◆ **Tâches à réaliser**:
**1)** D'après l'extrait sur la viande dans l'islam, vers quelle ville faut-il orienter la bête sacrificielle lors de l'immolation ?
**2)** Recopiez tout le passage de l'extrait sur la viande dans l'islam qui va de « Quelles sont alors » jusqu'à « en nombre limité. ».
**3)** Dans l'extrait sur la viande dans l'islam, la phrase commençant par « Voici les viandes et les produits qui ne sont pas licites » énumère des viandes et des produits. Dressez-en la liste complète.

◆ **Extrait à lire**:
# # # # # # #

Aux yeux de l’Islam, la viande est l’entité symbolique qui donne à chaque festin la dimension de communion et qui symbolise, de manière immédiate, l’accès au partage au sein de la communauté, elle-même insérée dans le clan, la nation et l’humanité tout entière.

Que dit le Coran de la viande ?

Cette matière vivante est l’objet de prescriptions précises, ce que la tradition (charia) développera abondamment plus tard. Ni les poissons, ni les crustacés ne sont mentionnés dans le Livre Saint, ce qui signifie qu’ils sont licites à la consommation, l’idée étant que ce qui n’est pas explicitement interdit est réputé permis : « Vous les hommes, dit le Coran, mangez de ce que vous trouvez sur terre qui soit licite et bon » (sourate II, verset 1681).

Quelles sont alors les limites du licite ?

Est licite toute bête du troupeau qui a été immolée au nom de Dieu. Le rituel est précis, et concerne également le gibier : « Procédez à cette immolation de façon volontaire et non profane », à l’exception des bêtes qui ont été proscrites (Coran, sourate V, verset 1) et qui sont en nombre limité.

Voici les viandes et les produits qui ne sont pas licites (halal, en arabe) : la chair morte, le sang (ce qui exclut le boudin), la viande de porc et la viande crue, sur laquelle pèse la suspicion de contenir du sang et celle sur qui fut prononcé un autre Nom que celui d’Allah. Toutefois, cette clause, qui était destinée à la première génération de musulmans à La Mecque et Médine, est tombée naturellement en désuétude. En ce temps-là, on immolait les bêtes sur des idoles en bois ou en pierre, tout en invoquant les divinités du paganisme.

Une bête à demi mangée par les fauves ou écornée ne peut être licite, car le fait d’ingérer une chair souillée provoque une souillure équivalente chez le mangeur. La même règle est étendue aux bêtes carnivores qui mangent les chairs sanguinolentes.

Voici maintenant quelques recommandations pour l’abattage : les bêtes doivent être bien nourries et ne pas être affectées de tremblements. Lors de l’immolation, la bête sacrificielle doit être orientée vers La Mecque. Elle ne doit pas voir l’égorgeur muni de son couteau, car on suppose que l’être de l’animal est sensible à cette épreuve et la redoute. Mais, toujours, la symbolique domine, car le musulman sincère ne mange pas de chair au sens banal du terme, mais une chair élevée au rang du licite en vertu du processus d’immolation qui a pour vocation principale de mettre à distance le mangeur et la chair qu’il consomme. C’est le même processus qui préside à l’exigence de la chair égorgée et non étouffée.

# # # # # # #

◆ **Liste des lignes**:
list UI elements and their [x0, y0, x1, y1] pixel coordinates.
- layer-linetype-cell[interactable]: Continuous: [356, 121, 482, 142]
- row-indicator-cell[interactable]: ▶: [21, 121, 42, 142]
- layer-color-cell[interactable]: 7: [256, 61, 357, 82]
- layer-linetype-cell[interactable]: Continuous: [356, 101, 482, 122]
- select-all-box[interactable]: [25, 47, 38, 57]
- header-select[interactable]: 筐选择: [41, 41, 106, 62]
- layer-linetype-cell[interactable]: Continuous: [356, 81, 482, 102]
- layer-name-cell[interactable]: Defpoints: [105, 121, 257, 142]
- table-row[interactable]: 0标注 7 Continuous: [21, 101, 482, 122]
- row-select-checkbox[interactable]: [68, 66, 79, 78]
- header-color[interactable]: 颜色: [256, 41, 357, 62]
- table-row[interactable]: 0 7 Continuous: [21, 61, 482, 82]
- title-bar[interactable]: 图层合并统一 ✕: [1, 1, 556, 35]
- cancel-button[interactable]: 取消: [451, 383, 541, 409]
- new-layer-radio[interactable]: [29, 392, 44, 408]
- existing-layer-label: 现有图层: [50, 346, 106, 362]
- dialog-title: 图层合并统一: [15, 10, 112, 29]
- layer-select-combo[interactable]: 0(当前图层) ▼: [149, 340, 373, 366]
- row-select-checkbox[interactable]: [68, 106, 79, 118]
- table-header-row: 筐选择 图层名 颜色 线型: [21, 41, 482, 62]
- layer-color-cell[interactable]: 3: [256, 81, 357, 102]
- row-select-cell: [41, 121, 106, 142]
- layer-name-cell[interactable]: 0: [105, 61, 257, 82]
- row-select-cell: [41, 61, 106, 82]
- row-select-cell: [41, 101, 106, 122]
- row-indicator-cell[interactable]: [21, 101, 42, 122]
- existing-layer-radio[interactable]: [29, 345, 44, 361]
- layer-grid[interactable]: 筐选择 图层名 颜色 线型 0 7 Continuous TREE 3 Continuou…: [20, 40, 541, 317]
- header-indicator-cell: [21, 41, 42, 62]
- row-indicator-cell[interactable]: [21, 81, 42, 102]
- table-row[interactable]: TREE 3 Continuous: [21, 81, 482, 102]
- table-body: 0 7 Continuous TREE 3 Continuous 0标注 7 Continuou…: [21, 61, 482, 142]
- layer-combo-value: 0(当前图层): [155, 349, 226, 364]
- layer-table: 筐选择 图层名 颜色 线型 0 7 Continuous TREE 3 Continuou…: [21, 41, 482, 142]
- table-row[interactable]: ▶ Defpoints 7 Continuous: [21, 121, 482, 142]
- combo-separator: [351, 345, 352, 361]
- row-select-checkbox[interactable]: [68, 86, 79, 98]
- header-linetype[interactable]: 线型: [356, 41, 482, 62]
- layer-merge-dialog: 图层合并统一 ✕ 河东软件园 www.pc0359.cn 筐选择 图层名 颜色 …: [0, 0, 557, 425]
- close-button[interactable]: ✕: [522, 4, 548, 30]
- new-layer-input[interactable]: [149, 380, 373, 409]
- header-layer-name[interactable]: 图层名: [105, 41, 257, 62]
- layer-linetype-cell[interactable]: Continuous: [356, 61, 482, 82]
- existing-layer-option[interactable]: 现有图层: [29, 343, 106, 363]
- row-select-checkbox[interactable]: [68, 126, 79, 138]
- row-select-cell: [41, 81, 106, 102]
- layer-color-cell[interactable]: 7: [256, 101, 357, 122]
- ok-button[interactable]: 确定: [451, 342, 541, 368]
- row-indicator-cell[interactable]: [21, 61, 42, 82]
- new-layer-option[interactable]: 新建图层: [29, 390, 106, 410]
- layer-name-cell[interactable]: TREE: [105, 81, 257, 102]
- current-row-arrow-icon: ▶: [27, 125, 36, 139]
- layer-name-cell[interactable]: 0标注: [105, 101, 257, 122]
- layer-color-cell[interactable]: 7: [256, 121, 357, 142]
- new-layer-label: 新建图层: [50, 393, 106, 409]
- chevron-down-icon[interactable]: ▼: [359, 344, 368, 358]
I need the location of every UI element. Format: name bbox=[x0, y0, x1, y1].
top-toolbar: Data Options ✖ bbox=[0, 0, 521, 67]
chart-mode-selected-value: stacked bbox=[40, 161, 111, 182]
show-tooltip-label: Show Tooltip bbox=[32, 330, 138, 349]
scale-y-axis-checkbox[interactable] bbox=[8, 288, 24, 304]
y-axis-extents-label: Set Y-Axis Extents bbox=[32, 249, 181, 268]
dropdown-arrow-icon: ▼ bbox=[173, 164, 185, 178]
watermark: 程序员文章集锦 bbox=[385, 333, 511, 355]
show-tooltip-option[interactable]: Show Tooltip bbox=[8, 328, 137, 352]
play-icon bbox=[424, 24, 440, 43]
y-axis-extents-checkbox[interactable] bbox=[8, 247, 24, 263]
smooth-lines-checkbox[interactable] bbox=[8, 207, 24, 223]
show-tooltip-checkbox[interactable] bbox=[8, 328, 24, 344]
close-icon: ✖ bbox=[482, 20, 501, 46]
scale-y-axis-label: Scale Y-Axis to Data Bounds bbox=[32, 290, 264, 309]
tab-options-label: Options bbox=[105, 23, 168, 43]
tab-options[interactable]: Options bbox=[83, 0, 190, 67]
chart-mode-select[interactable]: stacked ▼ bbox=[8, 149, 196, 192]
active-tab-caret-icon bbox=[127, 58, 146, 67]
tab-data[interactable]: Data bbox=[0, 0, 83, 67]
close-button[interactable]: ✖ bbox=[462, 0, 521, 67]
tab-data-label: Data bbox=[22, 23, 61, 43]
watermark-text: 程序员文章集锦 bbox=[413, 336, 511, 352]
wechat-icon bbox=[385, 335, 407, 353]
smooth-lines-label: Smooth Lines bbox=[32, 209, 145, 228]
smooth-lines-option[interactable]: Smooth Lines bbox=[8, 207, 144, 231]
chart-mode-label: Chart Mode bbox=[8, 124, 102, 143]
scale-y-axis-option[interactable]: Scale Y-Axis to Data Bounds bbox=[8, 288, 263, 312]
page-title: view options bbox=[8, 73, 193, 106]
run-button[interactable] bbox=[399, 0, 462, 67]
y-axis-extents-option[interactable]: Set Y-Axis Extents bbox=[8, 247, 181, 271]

# # # # # # #

◆ **Corrigé de l'exercice**:
**1)** Vers La Mecque.

**2)**
Quelles sont alors les limites du licite ?

Est licite toute bête du troupeau qui a été immolée au nom de Dieu. Le rituel est précis, et concerne également le gibier : « Procédez à cette immolation de façon volontaire et non profane », à l’exception des bêtes qui ont été proscrites (Coran, sourate V, verset 1) et qui sont en nombre limité.

**3)**
- la chair morte
- le sang
- la viande de porc
- la viande crue
- la viande sur laquelle fut prononcé un autre Nom que celui d'Allah